§ **Exercise details**:
Quote the entries that follow exactly, leaving none out.

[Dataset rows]
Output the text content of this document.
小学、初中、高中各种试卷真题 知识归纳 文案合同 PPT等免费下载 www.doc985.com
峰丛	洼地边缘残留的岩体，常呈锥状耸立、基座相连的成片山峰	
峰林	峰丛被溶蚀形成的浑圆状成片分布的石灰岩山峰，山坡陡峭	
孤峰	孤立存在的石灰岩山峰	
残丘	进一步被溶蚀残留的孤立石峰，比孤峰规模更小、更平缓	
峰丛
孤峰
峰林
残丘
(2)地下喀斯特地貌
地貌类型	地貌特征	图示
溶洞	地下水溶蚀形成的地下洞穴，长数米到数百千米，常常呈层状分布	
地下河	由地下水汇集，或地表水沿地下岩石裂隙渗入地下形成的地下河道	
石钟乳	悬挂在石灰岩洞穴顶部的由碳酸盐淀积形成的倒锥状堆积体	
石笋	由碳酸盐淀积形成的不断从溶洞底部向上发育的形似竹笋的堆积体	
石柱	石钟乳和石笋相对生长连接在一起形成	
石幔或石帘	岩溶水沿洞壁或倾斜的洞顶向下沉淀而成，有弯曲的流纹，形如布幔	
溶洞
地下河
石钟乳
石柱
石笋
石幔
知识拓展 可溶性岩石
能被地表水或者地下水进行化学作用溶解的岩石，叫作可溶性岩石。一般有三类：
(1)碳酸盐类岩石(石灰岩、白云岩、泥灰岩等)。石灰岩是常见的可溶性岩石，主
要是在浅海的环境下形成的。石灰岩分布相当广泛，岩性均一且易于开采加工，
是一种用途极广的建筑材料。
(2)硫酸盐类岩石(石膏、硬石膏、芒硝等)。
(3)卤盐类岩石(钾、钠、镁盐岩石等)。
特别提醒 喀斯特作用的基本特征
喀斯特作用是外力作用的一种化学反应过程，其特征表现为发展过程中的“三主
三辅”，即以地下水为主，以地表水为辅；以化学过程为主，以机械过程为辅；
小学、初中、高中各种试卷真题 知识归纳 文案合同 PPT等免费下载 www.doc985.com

§ **Response to this exercise**:
Output the text content of this document.
小学、初中、高中各种试卷真题 知识归纳 文案合同 PPT等免费下载 www.doc985.com
峰丛	洼地边缘残留的岩体，常呈锥状耸立、基座相连的成片山峰	
峰林	峰丛被溶蚀形成的浑圆状成片分布的石灰岩山峰，山坡陡峭	
孤峰	孤立存在的石灰岩山峰	
残丘	进一步被溶蚀残留的孤立石峰，比孤峰规模更小、更平缓	
峰丛
孤峰
峰林
残丘
(2)地下喀斯特地貌
地貌类型	地貌特征	图示
溶洞	地下水溶蚀形成的地下洞穴，长数米到数百千米，常常呈层状分布	
地下河	由地下水汇集，或地表水沿地下岩石裂隙渗入地下形成的地下河道	
石钟乳	悬挂在石灰岩洞穴顶部的由碳酸盐淀积形成的倒锥状堆积体	
石笋	由碳酸盐淀积形成的不断从溶洞底部向上发育的形似竹笋的堆积体	
石柱	石钟乳和石笋相对生长连接在一起形成	
石幔或石帘	岩溶水沿洞壁或倾斜的洞顶向下沉淀而成，有弯曲的流纹，形如布幔	
溶洞
地下河
石钟乳
石柱
石笋
石幔
知识拓展 可溶性岩石
能被地表水或者地下水进行化学作用溶解的岩石，叫作可溶性岩石。一般有三类：
(1)碳酸盐类岩石(石灰岩、白云岩、泥灰岩等)。石灰岩是常见的可溶性岩石，主
要是在浅海的环境下形成的。石灰岩分布相当广泛，岩性均一且易于开采加工，
是一种用途极广的建筑材料。
(2)硫酸盐类岩石(石膏、硬石膏、芒硝等)。
(3)卤盐类岩石(钾、钠、镁盐岩石等)。
特别提醒 喀斯特作用的基本特征
喀斯特作用是外力作用的一种化学反应过程，其特征表现为发展过程中的“三主
三辅”，即以地下水为主，以地表水为辅；以化学过程为主，以机械过程为辅；
小学、初中、高中各种试卷真题 知识归纳 文案合同 PPT等免费下载 www.doc985.com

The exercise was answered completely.